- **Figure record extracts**
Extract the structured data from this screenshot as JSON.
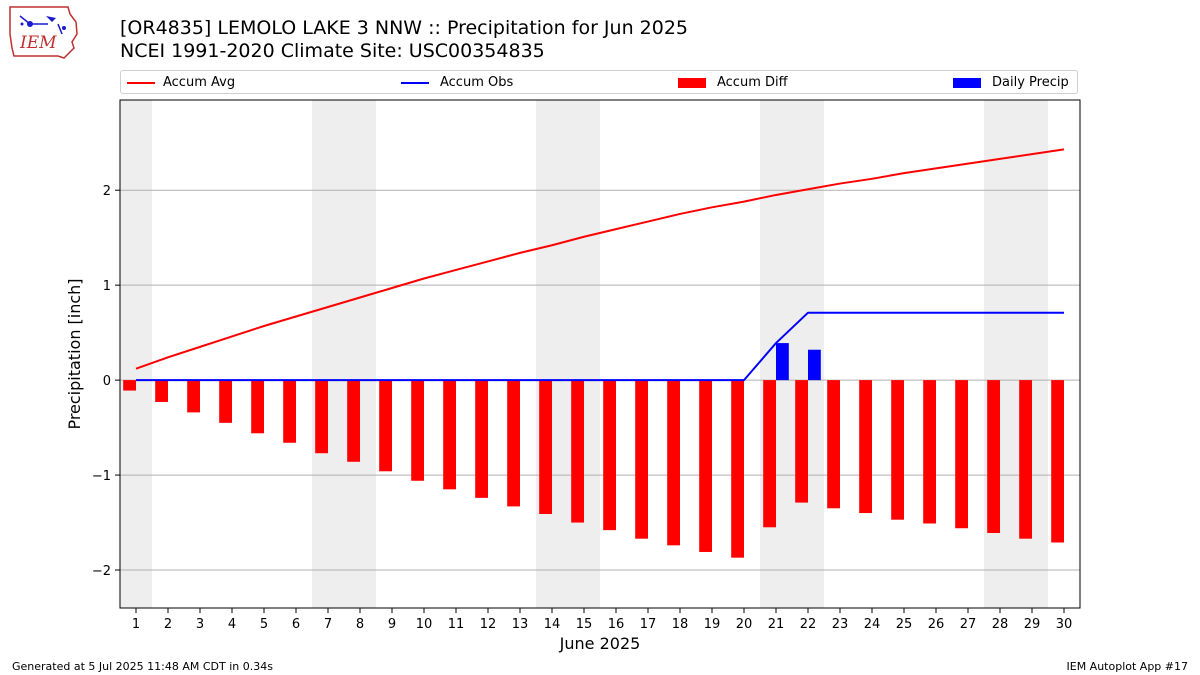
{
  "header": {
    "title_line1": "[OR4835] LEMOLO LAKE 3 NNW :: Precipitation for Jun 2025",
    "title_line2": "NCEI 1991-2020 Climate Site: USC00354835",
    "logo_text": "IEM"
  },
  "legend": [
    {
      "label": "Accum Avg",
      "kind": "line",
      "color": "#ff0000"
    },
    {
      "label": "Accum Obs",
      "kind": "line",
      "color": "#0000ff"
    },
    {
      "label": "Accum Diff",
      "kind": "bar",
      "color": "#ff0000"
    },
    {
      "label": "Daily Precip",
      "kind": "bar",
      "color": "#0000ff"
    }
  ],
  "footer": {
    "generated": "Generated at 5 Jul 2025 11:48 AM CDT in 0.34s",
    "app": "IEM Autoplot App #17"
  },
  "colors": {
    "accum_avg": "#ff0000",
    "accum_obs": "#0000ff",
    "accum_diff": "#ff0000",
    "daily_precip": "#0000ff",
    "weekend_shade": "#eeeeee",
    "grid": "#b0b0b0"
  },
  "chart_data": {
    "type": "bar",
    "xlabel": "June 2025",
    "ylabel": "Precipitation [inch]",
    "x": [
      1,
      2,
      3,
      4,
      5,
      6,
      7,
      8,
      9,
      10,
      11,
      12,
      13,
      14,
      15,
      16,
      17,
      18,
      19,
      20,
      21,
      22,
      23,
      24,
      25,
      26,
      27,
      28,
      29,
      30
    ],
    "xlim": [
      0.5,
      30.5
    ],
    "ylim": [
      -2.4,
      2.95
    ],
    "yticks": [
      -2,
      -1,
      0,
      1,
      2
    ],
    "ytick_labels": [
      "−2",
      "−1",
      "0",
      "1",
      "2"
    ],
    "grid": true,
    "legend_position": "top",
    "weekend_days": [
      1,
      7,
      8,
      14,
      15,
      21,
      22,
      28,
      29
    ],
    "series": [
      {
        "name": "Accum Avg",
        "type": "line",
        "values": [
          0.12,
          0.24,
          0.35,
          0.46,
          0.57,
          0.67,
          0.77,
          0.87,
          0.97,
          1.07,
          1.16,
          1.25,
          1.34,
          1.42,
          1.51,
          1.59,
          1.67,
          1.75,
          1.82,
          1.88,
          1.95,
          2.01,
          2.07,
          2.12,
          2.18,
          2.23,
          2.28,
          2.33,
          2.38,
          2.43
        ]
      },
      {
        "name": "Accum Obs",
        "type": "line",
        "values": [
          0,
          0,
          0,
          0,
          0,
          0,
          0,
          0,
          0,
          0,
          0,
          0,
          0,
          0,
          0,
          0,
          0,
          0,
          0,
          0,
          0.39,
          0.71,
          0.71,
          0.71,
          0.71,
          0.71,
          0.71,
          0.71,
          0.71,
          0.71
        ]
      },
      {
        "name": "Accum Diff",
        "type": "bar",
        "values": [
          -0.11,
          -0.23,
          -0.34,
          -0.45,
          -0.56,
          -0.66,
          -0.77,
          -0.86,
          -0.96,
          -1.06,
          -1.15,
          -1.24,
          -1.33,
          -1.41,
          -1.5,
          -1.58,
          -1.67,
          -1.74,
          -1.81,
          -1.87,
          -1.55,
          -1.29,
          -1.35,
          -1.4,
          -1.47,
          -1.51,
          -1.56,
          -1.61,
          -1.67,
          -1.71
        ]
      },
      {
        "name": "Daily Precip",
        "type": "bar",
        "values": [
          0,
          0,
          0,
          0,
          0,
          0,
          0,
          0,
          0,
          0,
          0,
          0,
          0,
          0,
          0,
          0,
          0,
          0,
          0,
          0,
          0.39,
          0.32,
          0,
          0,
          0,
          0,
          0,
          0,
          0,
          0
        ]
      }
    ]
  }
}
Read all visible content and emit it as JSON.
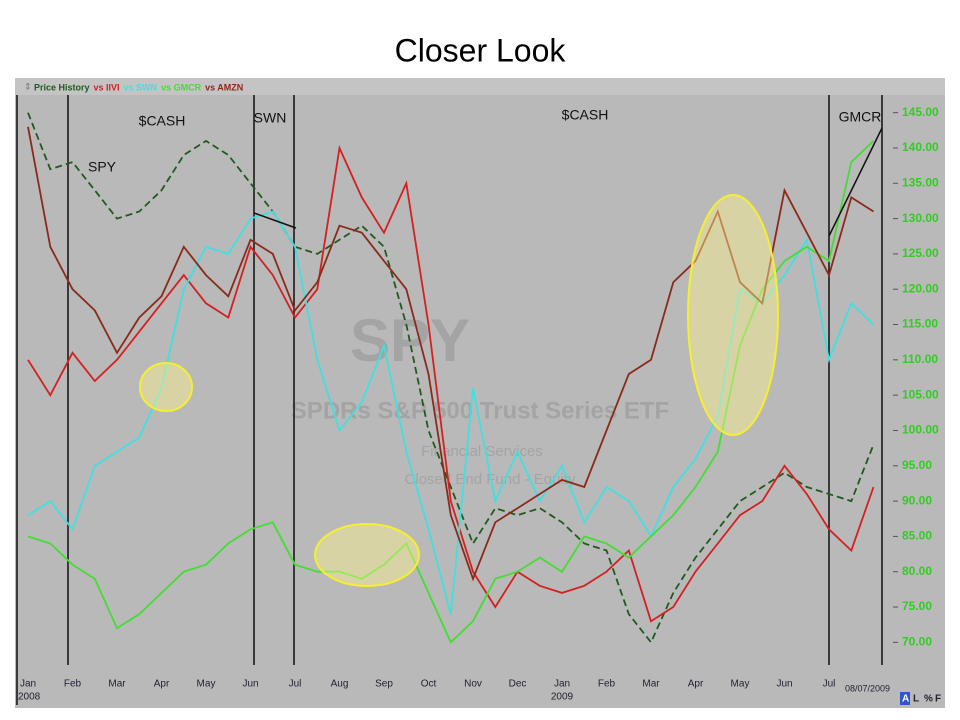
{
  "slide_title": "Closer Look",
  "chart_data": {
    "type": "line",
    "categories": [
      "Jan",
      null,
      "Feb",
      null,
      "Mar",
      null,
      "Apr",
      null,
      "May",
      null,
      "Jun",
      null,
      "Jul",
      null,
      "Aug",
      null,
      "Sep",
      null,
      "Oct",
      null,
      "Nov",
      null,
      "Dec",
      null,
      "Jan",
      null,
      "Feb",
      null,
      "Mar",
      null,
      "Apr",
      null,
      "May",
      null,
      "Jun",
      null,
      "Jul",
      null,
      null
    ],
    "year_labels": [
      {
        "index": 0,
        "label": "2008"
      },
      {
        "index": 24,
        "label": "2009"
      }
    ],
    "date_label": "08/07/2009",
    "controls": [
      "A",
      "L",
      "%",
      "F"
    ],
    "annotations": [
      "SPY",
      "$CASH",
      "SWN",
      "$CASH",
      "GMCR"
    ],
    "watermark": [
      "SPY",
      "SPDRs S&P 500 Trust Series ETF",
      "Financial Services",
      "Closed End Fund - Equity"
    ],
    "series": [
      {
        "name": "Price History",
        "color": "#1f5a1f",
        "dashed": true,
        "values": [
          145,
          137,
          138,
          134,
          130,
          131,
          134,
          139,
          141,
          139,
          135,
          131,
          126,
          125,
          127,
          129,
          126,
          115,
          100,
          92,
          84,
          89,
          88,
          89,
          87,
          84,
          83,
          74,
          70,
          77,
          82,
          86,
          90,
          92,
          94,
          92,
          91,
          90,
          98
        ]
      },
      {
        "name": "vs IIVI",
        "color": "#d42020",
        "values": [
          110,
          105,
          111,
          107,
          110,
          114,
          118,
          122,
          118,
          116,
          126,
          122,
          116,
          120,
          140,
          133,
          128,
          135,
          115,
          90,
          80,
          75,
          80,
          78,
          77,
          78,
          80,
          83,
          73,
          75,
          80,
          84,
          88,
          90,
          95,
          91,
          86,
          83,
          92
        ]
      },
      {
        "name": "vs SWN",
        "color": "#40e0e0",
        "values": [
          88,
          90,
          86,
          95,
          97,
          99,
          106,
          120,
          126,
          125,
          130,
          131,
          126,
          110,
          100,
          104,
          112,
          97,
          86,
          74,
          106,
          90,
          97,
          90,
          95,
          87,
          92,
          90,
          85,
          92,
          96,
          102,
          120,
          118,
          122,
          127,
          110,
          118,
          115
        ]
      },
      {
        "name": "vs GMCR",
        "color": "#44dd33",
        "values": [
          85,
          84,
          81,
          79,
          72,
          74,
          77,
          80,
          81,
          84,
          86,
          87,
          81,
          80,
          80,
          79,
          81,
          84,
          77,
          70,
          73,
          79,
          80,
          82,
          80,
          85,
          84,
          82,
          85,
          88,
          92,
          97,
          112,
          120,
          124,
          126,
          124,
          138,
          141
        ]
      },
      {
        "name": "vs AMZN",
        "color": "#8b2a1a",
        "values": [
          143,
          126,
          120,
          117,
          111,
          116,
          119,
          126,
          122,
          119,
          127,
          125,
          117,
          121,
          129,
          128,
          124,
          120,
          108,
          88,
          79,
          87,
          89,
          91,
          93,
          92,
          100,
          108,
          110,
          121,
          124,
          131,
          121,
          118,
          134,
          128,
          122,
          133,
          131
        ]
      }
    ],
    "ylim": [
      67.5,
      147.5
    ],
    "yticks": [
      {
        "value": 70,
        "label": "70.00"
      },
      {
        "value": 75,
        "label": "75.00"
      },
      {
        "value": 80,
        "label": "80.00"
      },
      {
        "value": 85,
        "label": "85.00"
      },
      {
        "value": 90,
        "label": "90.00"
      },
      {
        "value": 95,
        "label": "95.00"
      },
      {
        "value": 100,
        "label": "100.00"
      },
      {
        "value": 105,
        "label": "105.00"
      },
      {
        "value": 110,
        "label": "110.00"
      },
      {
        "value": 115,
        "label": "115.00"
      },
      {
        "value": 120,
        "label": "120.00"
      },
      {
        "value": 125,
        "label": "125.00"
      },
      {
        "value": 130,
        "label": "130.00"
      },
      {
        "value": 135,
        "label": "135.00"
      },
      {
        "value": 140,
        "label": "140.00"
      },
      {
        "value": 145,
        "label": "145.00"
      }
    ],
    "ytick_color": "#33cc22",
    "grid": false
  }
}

- **YOUR GOAL**
Answer with one number only: how many lines above contain the word "JSON".

- **WORKED ANSWER**
2